Items from a data source:
<<<<

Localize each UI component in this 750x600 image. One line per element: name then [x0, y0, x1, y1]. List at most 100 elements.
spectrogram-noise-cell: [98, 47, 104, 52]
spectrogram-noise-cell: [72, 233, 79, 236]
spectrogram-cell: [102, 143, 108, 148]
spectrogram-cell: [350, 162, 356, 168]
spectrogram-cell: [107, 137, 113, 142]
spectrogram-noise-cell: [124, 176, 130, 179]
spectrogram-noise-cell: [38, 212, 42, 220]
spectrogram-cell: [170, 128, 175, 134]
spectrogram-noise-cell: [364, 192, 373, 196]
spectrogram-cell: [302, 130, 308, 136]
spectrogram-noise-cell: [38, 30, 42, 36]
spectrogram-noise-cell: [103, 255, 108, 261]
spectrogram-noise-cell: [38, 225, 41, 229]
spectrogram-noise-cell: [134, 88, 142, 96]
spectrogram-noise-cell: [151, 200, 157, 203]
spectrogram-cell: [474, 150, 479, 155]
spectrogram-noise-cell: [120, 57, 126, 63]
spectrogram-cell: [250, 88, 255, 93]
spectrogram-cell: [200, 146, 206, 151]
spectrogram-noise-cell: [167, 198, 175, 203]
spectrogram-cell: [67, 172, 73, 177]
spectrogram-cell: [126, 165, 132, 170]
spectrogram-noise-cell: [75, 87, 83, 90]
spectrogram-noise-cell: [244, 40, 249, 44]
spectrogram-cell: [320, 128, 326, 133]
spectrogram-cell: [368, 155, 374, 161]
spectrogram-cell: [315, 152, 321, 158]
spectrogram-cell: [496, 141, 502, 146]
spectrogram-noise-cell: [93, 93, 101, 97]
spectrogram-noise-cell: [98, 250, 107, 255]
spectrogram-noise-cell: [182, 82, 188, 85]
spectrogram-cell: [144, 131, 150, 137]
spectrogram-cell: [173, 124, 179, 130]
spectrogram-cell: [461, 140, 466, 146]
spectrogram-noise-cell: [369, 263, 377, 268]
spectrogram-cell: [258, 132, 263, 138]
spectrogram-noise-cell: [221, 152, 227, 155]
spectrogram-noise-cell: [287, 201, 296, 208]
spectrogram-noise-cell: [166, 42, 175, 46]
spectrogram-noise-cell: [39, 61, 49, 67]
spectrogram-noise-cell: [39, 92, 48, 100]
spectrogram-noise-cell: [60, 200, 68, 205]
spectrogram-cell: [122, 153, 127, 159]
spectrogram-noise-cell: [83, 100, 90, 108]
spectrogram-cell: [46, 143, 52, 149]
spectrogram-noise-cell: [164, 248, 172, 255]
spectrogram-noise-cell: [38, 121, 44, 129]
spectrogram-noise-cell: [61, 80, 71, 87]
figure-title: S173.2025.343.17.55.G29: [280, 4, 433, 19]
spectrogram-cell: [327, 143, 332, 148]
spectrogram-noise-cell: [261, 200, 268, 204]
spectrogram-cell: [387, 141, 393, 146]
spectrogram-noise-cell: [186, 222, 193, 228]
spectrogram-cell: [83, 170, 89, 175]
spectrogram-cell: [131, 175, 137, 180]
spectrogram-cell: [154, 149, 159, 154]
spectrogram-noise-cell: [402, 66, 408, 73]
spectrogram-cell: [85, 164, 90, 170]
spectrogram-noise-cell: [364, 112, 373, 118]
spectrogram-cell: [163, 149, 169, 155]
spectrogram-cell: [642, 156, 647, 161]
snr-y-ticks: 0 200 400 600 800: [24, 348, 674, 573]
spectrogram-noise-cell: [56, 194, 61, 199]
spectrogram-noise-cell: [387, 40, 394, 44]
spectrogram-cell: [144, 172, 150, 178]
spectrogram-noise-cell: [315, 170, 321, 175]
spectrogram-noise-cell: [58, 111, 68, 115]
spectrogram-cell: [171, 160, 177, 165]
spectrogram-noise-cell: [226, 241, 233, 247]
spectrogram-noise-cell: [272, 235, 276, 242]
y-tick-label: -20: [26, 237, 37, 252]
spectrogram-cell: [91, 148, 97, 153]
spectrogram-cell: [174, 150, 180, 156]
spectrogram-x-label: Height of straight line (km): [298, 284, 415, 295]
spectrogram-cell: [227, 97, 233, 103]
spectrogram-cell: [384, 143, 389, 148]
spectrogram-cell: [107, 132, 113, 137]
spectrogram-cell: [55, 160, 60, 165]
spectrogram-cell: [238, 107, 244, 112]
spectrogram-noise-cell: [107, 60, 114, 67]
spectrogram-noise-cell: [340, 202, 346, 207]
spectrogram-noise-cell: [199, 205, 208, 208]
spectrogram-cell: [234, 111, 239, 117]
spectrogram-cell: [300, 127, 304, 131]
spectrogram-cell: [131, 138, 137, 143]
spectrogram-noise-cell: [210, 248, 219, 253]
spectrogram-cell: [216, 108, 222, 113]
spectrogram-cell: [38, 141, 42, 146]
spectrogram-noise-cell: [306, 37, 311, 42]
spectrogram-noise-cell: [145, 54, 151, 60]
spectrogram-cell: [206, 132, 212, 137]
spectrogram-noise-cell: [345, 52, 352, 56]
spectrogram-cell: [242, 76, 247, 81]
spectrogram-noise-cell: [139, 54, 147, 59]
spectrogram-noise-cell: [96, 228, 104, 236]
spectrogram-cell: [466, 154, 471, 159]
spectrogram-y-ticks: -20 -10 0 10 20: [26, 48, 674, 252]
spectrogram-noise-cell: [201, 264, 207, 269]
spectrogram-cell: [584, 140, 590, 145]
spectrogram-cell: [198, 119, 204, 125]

>>>>

__The exercise__
Please reproduce every row above word for word, leaving nothing out and changing nothing.

__Full answer__
Localize each UI component in this 750x600 image. One line per element: name then [x0, y0, x1, y1]. List at most 100 elements.
spectrogram-noise-cell: [98, 47, 104, 52]
spectrogram-noise-cell: [72, 233, 79, 236]
spectrogram-cell: [102, 143, 108, 148]
spectrogram-cell: [350, 162, 356, 168]
spectrogram-cell: [107, 137, 113, 142]
spectrogram-noise-cell: [124, 176, 130, 179]
spectrogram-noise-cell: [38, 212, 42, 220]
spectrogram-cell: [170, 128, 175, 134]
spectrogram-noise-cell: [364, 192, 373, 196]
spectrogram-cell: [302, 130, 308, 136]
spectrogram-noise-cell: [38, 30, 42, 36]
spectrogram-noise-cell: [103, 255, 108, 261]
spectrogram-noise-cell: [38, 225, 41, 229]
spectrogram-noise-cell: [134, 88, 142, 96]
spectrogram-noise-cell: [151, 200, 157, 203]
spectrogram-cell: [474, 150, 479, 155]
spectrogram-noise-cell: [120, 57, 126, 63]
spectrogram-cell: [250, 88, 255, 93]
spectrogram-cell: [200, 146, 206, 151]
spectrogram-noise-cell: [167, 198, 175, 203]
spectrogram-cell: [67, 172, 73, 177]
spectrogram-cell: [126, 165, 132, 170]
spectrogram-noise-cell: [75, 87, 83, 90]
spectrogram-noise-cell: [244, 40, 249, 44]
spectrogram-cell: [320, 128, 326, 133]
spectrogram-cell: [368, 155, 374, 161]
spectrogram-cell: [315, 152, 321, 158]
spectrogram-cell: [496, 141, 502, 146]
spectrogram-noise-cell: [93, 93, 101, 97]
spectrogram-noise-cell: [98, 250, 107, 255]
spectrogram-noise-cell: [182, 82, 188, 85]
spectrogram-cell: [144, 131, 150, 137]
spectrogram-cell: [173, 124, 179, 130]
spectrogram-cell: [461, 140, 466, 146]
spectrogram-noise-cell: [369, 263, 377, 268]
spectrogram-cell: [258, 132, 263, 138]
spectrogram-noise-cell: [221, 152, 227, 155]
spectrogram-noise-cell: [287, 201, 296, 208]
spectrogram-noise-cell: [166, 42, 175, 46]
spectrogram-noise-cell: [39, 61, 49, 67]
spectrogram-noise-cell: [39, 92, 48, 100]
spectrogram-noise-cell: [60, 200, 68, 205]
spectrogram-cell: [122, 153, 127, 159]
spectrogram-noise-cell: [83, 100, 90, 108]
spectrogram-cell: [46, 143, 52, 149]
spectrogram-noise-cell: [164, 248, 172, 255]
spectrogram-noise-cell: [38, 121, 44, 129]
spectrogram-noise-cell: [61, 80, 71, 87]
figure-title: S173.2025.343.17.55.G29: [280, 4, 433, 19]
spectrogram-cell: [327, 143, 332, 148]
spectrogram-noise-cell: [261, 200, 268, 204]
spectrogram-cell: [387, 141, 393, 146]
spectrogram-noise-cell: [186, 222, 193, 228]
spectrogram-cell: [83, 170, 89, 175]
spectrogram-cell: [131, 175, 137, 180]
spectrogram-cell: [154, 149, 159, 154]
spectrogram-noise-cell: [402, 66, 408, 73]
spectrogram-cell: [85, 164, 90, 170]
spectrogram-noise-cell: [364, 112, 373, 118]
spectrogram-cell: [163, 149, 169, 155]
spectrogram-cell: [642, 156, 647, 161]
snr-y-ticks: 0 200 400 600 800: [24, 348, 674, 573]
spectrogram-noise-cell: [56, 194, 61, 199]
spectrogram-noise-cell: [387, 40, 394, 44]
spectrogram-cell: [144, 172, 150, 178]
spectrogram-noise-cell: [315, 170, 321, 175]
spectrogram-noise-cell: [58, 111, 68, 115]
spectrogram-cell: [171, 160, 177, 165]
spectrogram-noise-cell: [226, 241, 233, 247]
spectrogram-noise-cell: [272, 235, 276, 242]
y-tick-label: -20: [26, 237, 37, 252]
spectrogram-cell: [91, 148, 97, 153]
spectrogram-cell: [174, 150, 180, 156]
spectrogram-x-label: Height of straight line (km): [298, 284, 415, 295]
spectrogram-cell: [227, 97, 233, 103]
spectrogram-cell: [384, 143, 389, 148]
spectrogram-cell: [107, 132, 113, 137]
spectrogram-cell: [55, 160, 60, 165]
spectrogram-cell: [238, 107, 244, 112]
spectrogram-noise-cell: [107, 60, 114, 67]
spectrogram-noise-cell: [340, 202, 346, 207]
spectrogram-noise-cell: [199, 205, 208, 208]
spectrogram-cell: [234, 111, 239, 117]
spectrogram-cell: [300, 127, 304, 131]
spectrogram-cell: [131, 138, 137, 143]
spectrogram-noise-cell: [210, 248, 219, 253]
spectrogram-cell: [216, 108, 222, 113]
spectrogram-cell: [38, 141, 42, 146]
spectrogram-noise-cell: [306, 37, 311, 42]
spectrogram-noise-cell: [145, 54, 151, 60]
spectrogram-cell: [206, 132, 212, 137]
spectrogram-noise-cell: [345, 52, 352, 56]
spectrogram-cell: [242, 76, 247, 81]
spectrogram-noise-cell: [139, 54, 147, 59]
spectrogram-noise-cell: [96, 228, 104, 236]
spectrogram-cell: [466, 154, 471, 159]
spectrogram-y-ticks: -20 -10 0 10 20: [26, 48, 674, 252]
spectrogram-noise-cell: [201, 264, 207, 269]
spectrogram-cell: [584, 140, 590, 145]
spectrogram-cell: [198, 119, 204, 125]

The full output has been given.